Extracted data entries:
============

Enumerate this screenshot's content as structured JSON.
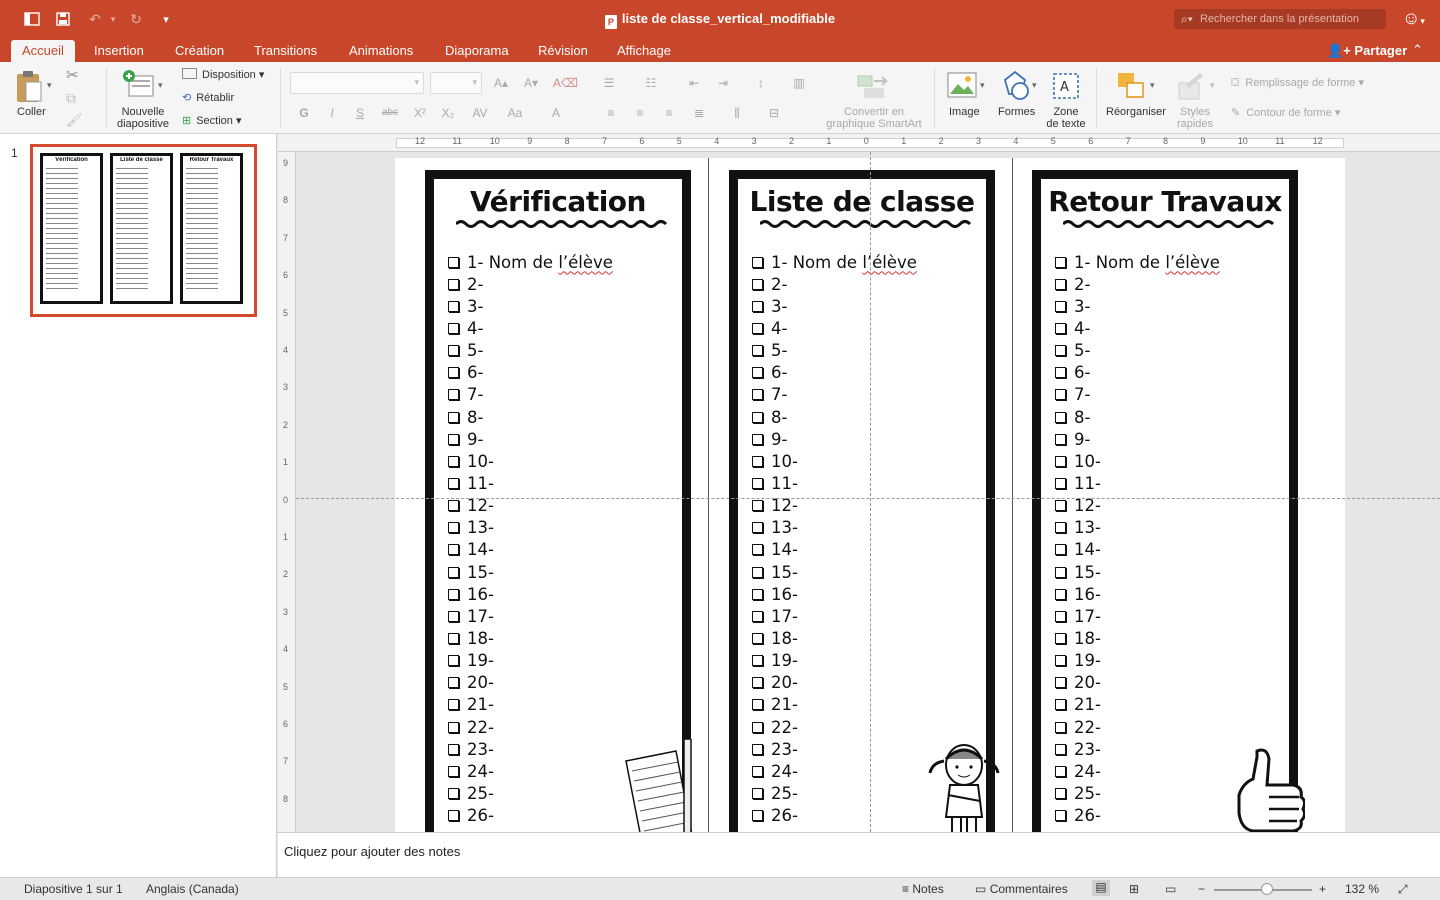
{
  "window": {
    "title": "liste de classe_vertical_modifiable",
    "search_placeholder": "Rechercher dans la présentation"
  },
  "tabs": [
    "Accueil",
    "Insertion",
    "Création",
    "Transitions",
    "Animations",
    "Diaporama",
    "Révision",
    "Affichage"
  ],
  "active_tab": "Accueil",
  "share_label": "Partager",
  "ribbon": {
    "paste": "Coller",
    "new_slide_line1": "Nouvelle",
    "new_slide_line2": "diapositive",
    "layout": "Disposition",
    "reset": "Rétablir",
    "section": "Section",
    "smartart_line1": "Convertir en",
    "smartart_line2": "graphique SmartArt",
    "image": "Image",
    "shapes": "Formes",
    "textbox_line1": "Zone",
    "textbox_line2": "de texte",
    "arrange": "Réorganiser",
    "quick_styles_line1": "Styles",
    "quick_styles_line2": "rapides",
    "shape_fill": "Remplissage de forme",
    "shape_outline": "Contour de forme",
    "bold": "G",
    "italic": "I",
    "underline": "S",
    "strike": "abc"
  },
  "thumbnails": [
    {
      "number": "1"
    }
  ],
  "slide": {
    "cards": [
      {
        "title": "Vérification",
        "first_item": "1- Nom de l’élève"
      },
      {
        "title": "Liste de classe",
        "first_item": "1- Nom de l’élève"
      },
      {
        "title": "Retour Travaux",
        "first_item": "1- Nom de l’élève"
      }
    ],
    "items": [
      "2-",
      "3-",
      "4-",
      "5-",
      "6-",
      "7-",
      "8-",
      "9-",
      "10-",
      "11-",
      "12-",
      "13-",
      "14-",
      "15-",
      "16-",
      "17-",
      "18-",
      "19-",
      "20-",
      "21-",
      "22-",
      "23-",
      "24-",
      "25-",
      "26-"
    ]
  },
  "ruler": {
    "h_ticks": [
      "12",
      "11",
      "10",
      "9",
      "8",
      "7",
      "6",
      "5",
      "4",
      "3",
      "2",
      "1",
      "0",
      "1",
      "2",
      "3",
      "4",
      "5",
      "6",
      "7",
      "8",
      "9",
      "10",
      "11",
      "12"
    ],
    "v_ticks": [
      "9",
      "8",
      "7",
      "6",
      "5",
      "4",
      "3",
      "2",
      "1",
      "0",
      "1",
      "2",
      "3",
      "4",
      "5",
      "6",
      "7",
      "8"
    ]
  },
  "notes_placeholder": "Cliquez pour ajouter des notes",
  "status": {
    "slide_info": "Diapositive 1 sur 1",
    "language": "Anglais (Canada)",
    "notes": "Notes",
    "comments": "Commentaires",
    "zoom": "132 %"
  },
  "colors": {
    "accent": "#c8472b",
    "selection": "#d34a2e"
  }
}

============

=== STATED PROBLEM ===
State the number of lines in the data that include the string "title", and add nothing else.

=== RESULT FOR THIS EXERCISE ===
4